Records shown:
·····

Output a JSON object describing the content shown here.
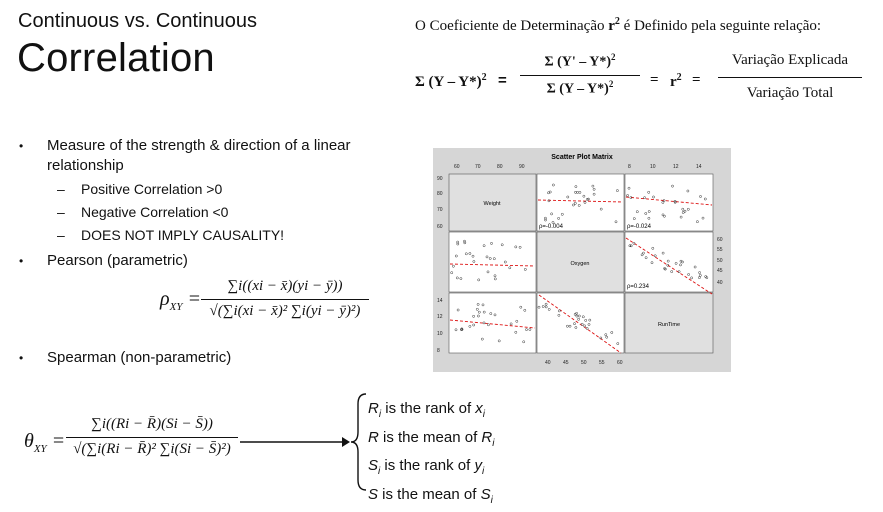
{
  "header": {
    "subtitle": "Continuous vs. Continuous",
    "title": "Correlation"
  },
  "definition": {
    "text_prefix": "O Coeficiente de Determinação",
    "symbol": "r",
    "text_suffix": "é Definido pela seguinte relação:",
    "lhs": "Σ (Y – Y*)",
    "frac1_num": "Σ (Y' – Y*)",
    "frac1_den": "Σ (Y – Y*)",
    "eq": "=",
    "r2": "r",
    "frac2_num": "Variação Explicada",
    "frac2_den": "Variação Total"
  },
  "bullets": {
    "b1_line1": "Measure of the strength & direction of a linear",
    "b1_line2": "relationship",
    "b1_sub1": "Positive Correlation >0",
    "b1_sub2": "Negative Correlation <0",
    "b1_sub3": "DOES NOT IMPLY CAUSALITY!",
    "b2": "Pearson (parametric)",
    "b3": "Spearman (non-parametric)"
  },
  "pearson": {
    "lhs": "ρ",
    "lhs_sub": "XY",
    "num": "∑i((xi − x̄)(yi − ȳ))",
    "den": "√(∑i(xi − x̄)² ∑i(yi − ȳ)²)"
  },
  "spearman": {
    "lhs": "θ",
    "lhs_sub": "XY",
    "num": "∑i((Ri − R̄)(Si − S̄))",
    "den": "√(∑i(Ri − R̄)² ∑i(Si − S̄)²)"
  },
  "legend": {
    "l1a": "R",
    "l1b": "i",
    "l1c": " is the rank of ",
    "l1d": "x",
    "l1e": "i",
    "l2a": "R",
    "l2c": " is the mean of ",
    "l2d": "R",
    "l2e": "i",
    "l3a": "S",
    "l3b": "i",
    "l3c": " is the rank of ",
    "l3d": "y",
    "l3e": "i",
    "l4a": "S",
    "l4c": " is the mean of ",
    "l4d": "S",
    "l4e": "i"
  },
  "matrix": {
    "title": "Scatter Plot Matrix",
    "var1": "Weight",
    "var2": "Oxygen",
    "var3": "RunTime",
    "top_ticks": [
      "60",
      "70",
      "80",
      "90",
      "8",
      "10",
      "12",
      "14"
    ],
    "bottom_ticks": [
      "40",
      "45",
      "50",
      "55",
      "60"
    ],
    "left_ticks_1": [
      "90",
      "80",
      "70",
      "60"
    ],
    "left_ticks_3": [
      "14",
      "12",
      "10",
      "8"
    ],
    "right_ticks": [
      "60",
      "55",
      "50",
      "45",
      "40"
    ],
    "rho_weight_oxygen": "ρ=-0.004",
    "rho_weight_runtime": "ρ=-0.024",
    "rho_oxygen_runtime": "ρ=0.234"
  }
}
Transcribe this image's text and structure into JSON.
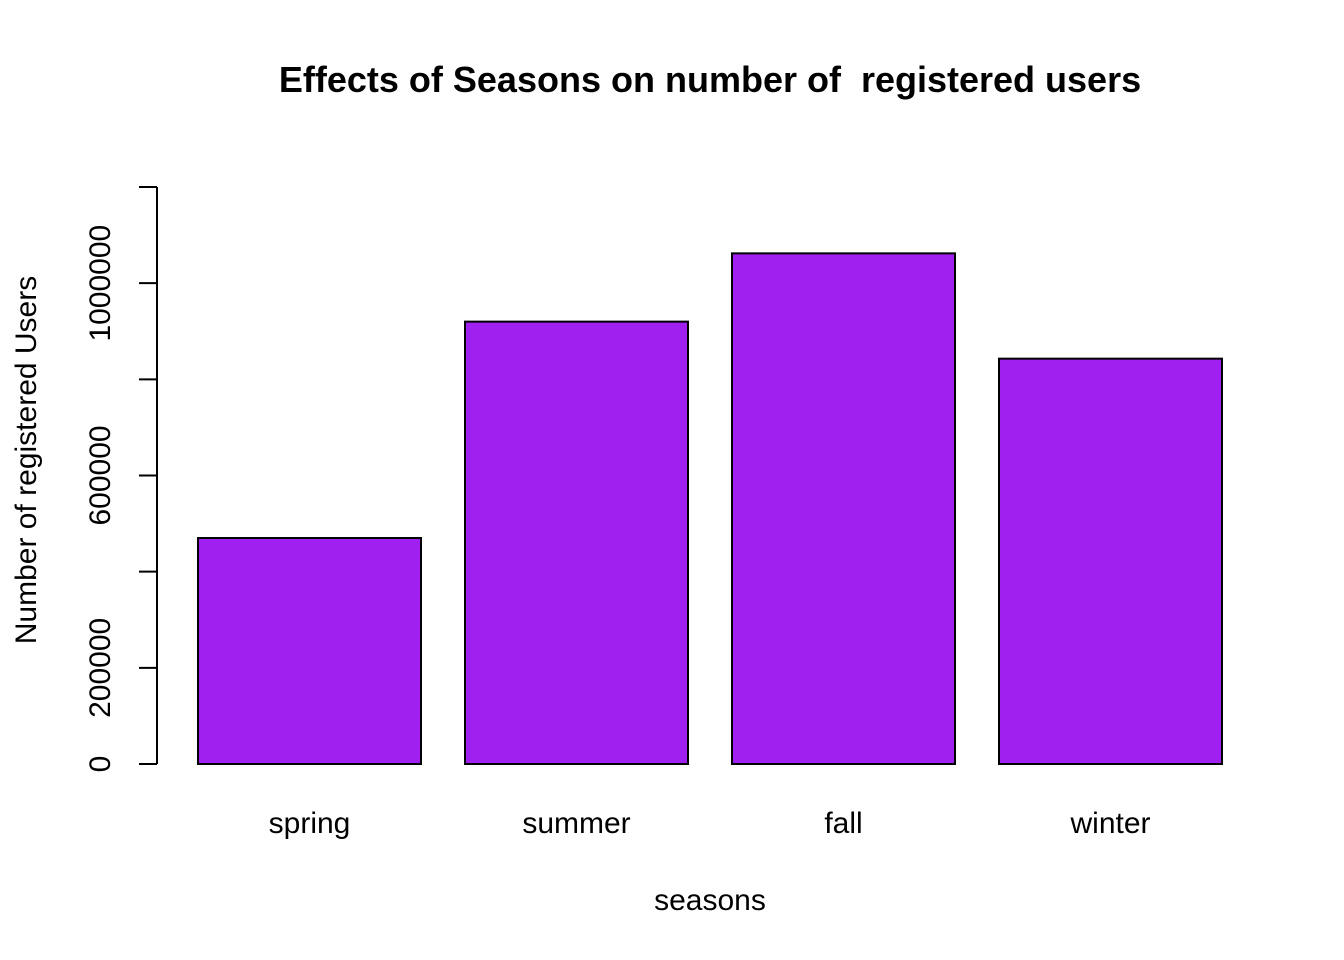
{
  "chart_data": {
    "type": "bar",
    "title": "Effects of Seasons on number of  registered users",
    "xlabel": "seasons",
    "ylabel": "Number of registered Users",
    "categories": [
      "spring",
      "summer",
      "fall",
      "winter"
    ],
    "values": [
      470000,
      920000,
      1062000,
      843000
    ],
    "ylim": [
      0,
      1200000
    ],
    "yticks": [
      0,
      200000,
      400000,
      600000,
      800000,
      1000000,
      1200000
    ],
    "ytick_labels": [
      "0",
      "200000",
      "",
      "600000",
      "",
      "1000000",
      ""
    ],
    "bar_color": "#a020f0",
    "grid": false,
    "legend": "none"
  }
}
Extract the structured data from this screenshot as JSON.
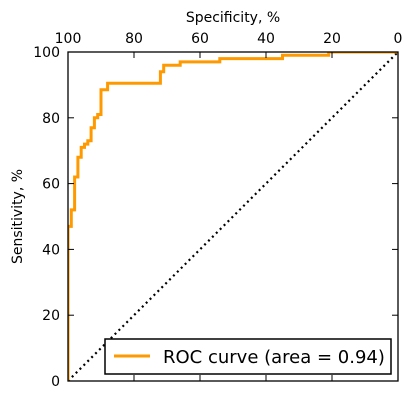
{
  "chart_data": {
    "type": "line",
    "title": "",
    "xlabel": "Specificity, %",
    "ylabel": "Sensitivity, %",
    "x_axis_position": "top",
    "x_reversed": true,
    "xlim": [
      100,
      0
    ],
    "ylim": [
      0,
      100
    ],
    "x_ticks": [
      100,
      80,
      60,
      40,
      20,
      0
    ],
    "y_ticks": [
      0,
      20,
      40,
      60,
      80,
      100
    ],
    "grid": false,
    "legend_position": "bottom-right",
    "series": [
      {
        "name": "ROC curve (area = 0.94)",
        "color": "#ff9900",
        "style": "solid",
        "points": [
          [
            100,
            0
          ],
          [
            100,
            47
          ],
          [
            99,
            47
          ],
          [
            99,
            52
          ],
          [
            98,
            52
          ],
          [
            98,
            62
          ],
          [
            97,
            62
          ],
          [
            97,
            68
          ],
          [
            96,
            68
          ],
          [
            96,
            71
          ],
          [
            95,
            71
          ],
          [
            95,
            72
          ],
          [
            94,
            72
          ],
          [
            94,
            73
          ],
          [
            93,
            73
          ],
          [
            93,
            77
          ],
          [
            92,
            77
          ],
          [
            92,
            80
          ],
          [
            91,
            80
          ],
          [
            91,
            81
          ],
          [
            90,
            81
          ],
          [
            90,
            88.5
          ],
          [
            88,
            88.5
          ],
          [
            88,
            90.5
          ],
          [
            72,
            90.5
          ],
          [
            72,
            94
          ],
          [
            71,
            94
          ],
          [
            71,
            96
          ],
          [
            66,
            96
          ],
          [
            66,
            97
          ],
          [
            54,
            97
          ],
          [
            54,
            98
          ],
          [
            35,
            98
          ],
          [
            35,
            99
          ],
          [
            21,
            99
          ],
          [
            21,
            100
          ],
          [
            0,
            100
          ]
        ]
      },
      {
        "name": "",
        "color": "#000000",
        "style": "dotted",
        "points": [
          [
            100,
            0
          ],
          [
            0,
            100
          ]
        ]
      }
    ]
  }
}
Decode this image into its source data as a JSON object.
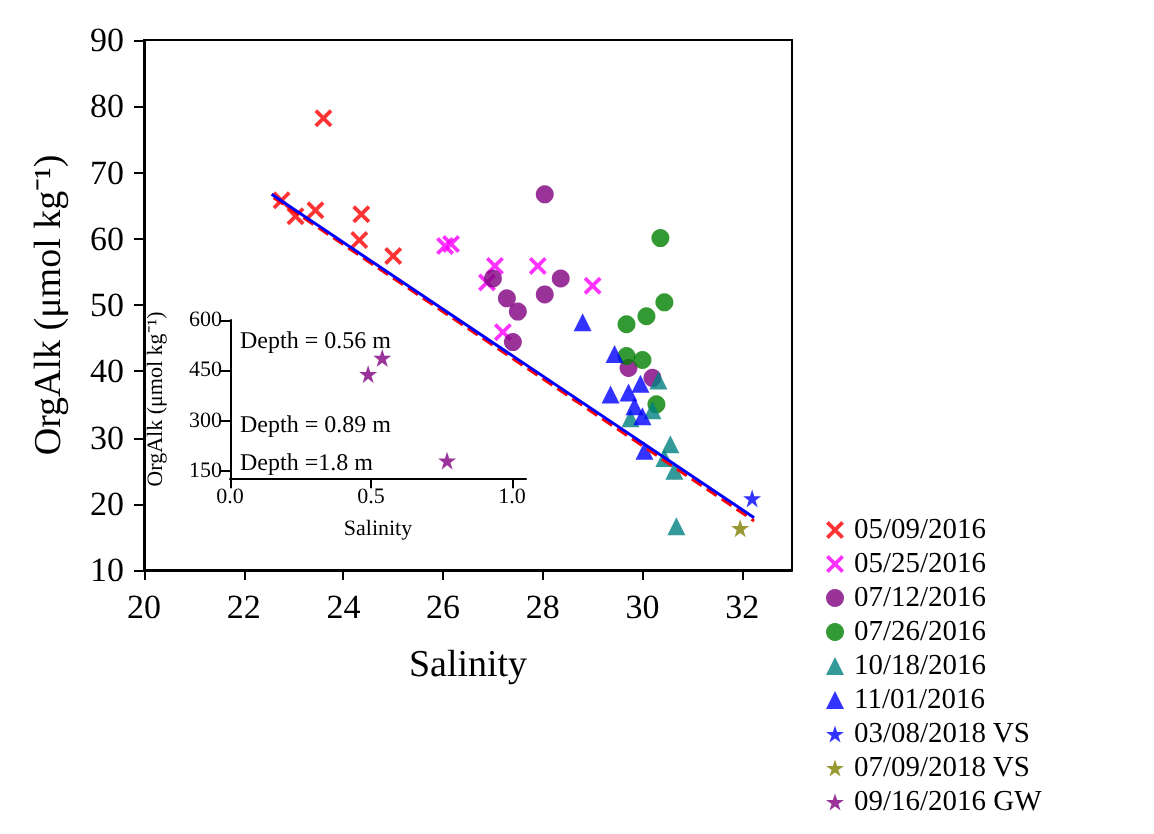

·····

Exercise details: Copy out every line where the word "into" occurs.

Completed task:
Transcribe this image's text and structure into JSON.
Decode this image into its source data as a JSON object.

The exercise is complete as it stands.